------ Recorded information ------

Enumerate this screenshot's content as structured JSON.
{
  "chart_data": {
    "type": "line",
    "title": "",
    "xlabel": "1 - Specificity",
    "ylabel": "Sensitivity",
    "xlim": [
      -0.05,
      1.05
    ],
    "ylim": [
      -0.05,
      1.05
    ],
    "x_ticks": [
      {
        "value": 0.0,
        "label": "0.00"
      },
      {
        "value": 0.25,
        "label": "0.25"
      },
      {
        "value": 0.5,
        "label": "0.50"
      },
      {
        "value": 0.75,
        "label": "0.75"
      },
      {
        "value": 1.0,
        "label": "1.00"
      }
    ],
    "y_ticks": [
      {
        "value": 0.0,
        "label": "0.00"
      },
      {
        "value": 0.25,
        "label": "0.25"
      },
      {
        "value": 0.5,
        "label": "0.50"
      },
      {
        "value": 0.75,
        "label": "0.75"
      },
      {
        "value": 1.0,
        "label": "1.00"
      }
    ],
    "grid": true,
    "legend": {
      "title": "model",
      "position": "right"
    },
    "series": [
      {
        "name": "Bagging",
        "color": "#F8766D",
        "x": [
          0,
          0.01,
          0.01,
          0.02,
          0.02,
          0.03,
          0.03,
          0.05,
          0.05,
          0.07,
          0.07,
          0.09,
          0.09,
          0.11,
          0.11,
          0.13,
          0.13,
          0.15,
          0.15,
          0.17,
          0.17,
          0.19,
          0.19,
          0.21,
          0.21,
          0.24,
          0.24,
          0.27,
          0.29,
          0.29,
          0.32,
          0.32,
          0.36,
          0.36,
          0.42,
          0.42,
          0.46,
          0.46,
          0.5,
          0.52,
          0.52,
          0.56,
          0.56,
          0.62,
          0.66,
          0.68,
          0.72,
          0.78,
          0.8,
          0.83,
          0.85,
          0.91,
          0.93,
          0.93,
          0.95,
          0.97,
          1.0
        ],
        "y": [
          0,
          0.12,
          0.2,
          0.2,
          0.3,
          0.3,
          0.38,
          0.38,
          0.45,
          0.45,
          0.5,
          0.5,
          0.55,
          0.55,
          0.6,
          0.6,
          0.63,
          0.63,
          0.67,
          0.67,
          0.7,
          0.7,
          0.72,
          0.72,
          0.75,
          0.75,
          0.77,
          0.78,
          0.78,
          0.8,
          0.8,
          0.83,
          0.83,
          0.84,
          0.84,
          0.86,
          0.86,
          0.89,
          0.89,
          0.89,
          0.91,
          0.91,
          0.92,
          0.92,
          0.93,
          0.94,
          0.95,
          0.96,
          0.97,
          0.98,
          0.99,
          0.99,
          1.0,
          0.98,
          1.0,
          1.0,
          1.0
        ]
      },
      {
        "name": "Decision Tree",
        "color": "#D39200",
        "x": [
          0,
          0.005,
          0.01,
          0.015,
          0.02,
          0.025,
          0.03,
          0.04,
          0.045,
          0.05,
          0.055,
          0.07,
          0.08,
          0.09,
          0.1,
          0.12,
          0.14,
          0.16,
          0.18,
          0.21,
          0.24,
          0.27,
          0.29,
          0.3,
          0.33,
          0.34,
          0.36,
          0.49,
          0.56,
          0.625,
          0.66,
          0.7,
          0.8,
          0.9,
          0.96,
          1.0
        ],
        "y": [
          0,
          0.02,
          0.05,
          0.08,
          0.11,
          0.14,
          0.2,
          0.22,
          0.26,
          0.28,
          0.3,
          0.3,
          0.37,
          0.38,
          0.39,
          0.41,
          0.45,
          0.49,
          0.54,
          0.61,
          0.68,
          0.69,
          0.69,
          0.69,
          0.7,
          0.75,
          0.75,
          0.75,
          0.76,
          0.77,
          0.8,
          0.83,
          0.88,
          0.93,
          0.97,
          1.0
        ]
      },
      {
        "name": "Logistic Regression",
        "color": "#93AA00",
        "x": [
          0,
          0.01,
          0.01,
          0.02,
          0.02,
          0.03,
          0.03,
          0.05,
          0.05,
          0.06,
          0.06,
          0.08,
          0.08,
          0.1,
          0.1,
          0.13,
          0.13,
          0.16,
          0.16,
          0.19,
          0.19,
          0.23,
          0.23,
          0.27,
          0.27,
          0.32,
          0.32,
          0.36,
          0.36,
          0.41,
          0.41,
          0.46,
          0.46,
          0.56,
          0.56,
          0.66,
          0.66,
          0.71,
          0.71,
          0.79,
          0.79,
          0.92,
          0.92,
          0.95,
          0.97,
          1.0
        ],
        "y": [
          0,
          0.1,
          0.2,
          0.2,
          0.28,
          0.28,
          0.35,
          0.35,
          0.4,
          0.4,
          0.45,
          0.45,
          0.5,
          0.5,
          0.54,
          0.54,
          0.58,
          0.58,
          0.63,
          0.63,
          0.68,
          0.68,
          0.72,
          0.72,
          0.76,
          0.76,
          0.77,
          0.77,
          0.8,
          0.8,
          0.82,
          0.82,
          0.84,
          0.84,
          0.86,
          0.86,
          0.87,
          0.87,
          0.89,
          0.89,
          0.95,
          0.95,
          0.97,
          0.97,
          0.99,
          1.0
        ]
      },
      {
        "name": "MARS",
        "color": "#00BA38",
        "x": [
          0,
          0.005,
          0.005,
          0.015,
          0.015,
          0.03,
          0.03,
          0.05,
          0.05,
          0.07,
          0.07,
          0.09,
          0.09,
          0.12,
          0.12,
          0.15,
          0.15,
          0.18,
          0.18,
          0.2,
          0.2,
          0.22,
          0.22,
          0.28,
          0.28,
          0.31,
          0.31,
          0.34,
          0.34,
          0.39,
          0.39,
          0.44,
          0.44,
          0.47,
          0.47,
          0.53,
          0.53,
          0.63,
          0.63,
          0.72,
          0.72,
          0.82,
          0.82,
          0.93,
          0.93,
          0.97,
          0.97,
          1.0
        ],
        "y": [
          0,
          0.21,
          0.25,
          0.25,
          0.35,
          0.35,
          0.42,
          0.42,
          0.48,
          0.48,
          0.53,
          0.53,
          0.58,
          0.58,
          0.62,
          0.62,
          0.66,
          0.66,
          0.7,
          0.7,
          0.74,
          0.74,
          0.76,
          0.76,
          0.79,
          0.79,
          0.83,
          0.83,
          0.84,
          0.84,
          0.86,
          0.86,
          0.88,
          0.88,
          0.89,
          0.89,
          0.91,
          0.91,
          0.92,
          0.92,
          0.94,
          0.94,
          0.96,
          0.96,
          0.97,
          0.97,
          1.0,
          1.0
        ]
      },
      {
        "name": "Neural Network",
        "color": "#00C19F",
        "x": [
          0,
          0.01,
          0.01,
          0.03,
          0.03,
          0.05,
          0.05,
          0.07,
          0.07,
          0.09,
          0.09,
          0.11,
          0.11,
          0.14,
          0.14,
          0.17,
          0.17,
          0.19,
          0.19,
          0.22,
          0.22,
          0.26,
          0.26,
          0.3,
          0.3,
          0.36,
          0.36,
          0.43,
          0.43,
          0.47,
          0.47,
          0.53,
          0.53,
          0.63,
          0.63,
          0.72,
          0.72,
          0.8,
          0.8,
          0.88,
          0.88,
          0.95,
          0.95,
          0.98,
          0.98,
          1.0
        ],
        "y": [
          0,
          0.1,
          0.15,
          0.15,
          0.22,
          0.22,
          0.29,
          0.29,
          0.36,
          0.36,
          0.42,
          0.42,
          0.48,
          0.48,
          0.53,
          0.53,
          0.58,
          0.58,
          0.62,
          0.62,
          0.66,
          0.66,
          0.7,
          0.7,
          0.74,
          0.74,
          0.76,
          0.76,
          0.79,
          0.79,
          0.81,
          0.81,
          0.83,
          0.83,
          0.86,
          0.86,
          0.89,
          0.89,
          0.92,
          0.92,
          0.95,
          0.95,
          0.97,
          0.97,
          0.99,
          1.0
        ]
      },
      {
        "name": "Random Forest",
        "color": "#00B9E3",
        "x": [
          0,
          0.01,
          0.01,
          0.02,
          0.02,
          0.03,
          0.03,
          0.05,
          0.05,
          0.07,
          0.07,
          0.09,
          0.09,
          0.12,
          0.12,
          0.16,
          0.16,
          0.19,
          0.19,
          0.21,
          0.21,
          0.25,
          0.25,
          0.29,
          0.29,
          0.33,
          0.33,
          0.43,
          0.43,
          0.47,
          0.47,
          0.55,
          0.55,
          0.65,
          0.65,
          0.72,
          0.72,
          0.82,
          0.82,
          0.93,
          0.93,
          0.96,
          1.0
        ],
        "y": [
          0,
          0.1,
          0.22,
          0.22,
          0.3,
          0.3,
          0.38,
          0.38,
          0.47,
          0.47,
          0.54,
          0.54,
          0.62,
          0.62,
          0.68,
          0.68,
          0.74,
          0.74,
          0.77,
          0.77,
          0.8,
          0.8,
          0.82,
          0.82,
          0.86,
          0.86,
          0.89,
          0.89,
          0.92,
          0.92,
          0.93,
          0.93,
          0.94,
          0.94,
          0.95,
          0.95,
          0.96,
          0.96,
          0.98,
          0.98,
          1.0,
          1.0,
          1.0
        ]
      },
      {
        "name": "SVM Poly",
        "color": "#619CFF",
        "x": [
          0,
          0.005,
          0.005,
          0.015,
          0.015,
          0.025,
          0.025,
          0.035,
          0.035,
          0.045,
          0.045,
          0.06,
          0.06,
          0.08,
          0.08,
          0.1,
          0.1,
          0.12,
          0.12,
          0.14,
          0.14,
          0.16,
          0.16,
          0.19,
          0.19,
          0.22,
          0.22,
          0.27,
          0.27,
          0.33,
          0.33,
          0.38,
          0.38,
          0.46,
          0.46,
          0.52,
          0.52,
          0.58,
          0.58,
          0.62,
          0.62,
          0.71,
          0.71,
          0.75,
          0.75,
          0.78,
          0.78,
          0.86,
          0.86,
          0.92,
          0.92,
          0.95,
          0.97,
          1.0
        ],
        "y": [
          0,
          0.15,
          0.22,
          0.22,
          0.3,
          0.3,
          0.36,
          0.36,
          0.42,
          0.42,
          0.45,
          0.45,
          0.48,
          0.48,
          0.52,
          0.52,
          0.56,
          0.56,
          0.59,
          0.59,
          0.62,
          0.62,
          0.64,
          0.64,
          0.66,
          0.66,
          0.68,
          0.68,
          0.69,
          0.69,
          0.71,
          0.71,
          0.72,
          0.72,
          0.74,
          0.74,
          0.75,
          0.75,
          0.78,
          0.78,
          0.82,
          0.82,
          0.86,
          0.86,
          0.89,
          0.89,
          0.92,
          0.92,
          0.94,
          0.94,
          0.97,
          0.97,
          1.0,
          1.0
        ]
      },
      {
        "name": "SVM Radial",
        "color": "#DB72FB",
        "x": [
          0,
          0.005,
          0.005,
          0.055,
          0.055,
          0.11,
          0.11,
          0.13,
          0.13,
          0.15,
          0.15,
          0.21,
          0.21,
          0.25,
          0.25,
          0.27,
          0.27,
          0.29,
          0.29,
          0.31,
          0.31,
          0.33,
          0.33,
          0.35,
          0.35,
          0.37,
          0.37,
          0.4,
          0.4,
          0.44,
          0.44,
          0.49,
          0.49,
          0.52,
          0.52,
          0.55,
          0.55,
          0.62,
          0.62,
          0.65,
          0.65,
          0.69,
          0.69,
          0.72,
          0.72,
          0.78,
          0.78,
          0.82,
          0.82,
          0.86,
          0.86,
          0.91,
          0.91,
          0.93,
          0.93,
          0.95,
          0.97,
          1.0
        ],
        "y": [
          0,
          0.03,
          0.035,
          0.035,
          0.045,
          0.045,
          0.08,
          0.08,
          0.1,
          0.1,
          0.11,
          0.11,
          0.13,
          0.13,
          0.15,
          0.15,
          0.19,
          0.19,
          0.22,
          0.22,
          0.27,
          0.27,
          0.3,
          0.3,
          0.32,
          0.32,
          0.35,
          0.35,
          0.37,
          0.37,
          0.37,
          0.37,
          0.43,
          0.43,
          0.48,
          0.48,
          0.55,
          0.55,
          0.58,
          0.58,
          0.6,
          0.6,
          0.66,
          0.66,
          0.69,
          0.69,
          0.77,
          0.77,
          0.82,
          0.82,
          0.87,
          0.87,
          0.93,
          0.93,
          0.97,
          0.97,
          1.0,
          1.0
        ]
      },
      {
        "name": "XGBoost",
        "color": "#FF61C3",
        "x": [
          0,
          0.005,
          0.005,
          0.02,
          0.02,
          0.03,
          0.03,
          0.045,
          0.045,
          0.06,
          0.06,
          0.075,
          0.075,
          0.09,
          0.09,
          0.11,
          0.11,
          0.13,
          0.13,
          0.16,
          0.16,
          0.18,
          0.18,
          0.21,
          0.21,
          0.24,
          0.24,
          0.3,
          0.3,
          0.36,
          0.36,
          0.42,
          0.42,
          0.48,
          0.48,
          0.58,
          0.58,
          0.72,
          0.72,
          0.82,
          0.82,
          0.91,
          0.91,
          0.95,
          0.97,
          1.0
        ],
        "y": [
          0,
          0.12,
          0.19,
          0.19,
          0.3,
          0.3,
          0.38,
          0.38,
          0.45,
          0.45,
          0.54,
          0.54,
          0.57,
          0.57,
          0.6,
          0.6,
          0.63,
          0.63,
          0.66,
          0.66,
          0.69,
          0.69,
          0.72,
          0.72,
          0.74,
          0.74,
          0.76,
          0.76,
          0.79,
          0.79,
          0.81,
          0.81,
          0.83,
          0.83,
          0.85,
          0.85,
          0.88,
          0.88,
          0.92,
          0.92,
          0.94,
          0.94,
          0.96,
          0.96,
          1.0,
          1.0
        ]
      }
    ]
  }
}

------

To do — Which lines hold the string "name"? Copy all of them from the data above.

Exercise solution —
        "name": "Bagging",
        "name": "Decision Tree",
        "name": "Logistic Regression",
        "name": "MARS",
        "name": "Neural Network",
        "name": "Random Forest",
        "name": "SVM Poly",
        "name": "SVM Radial",
        "name": "XGBoost",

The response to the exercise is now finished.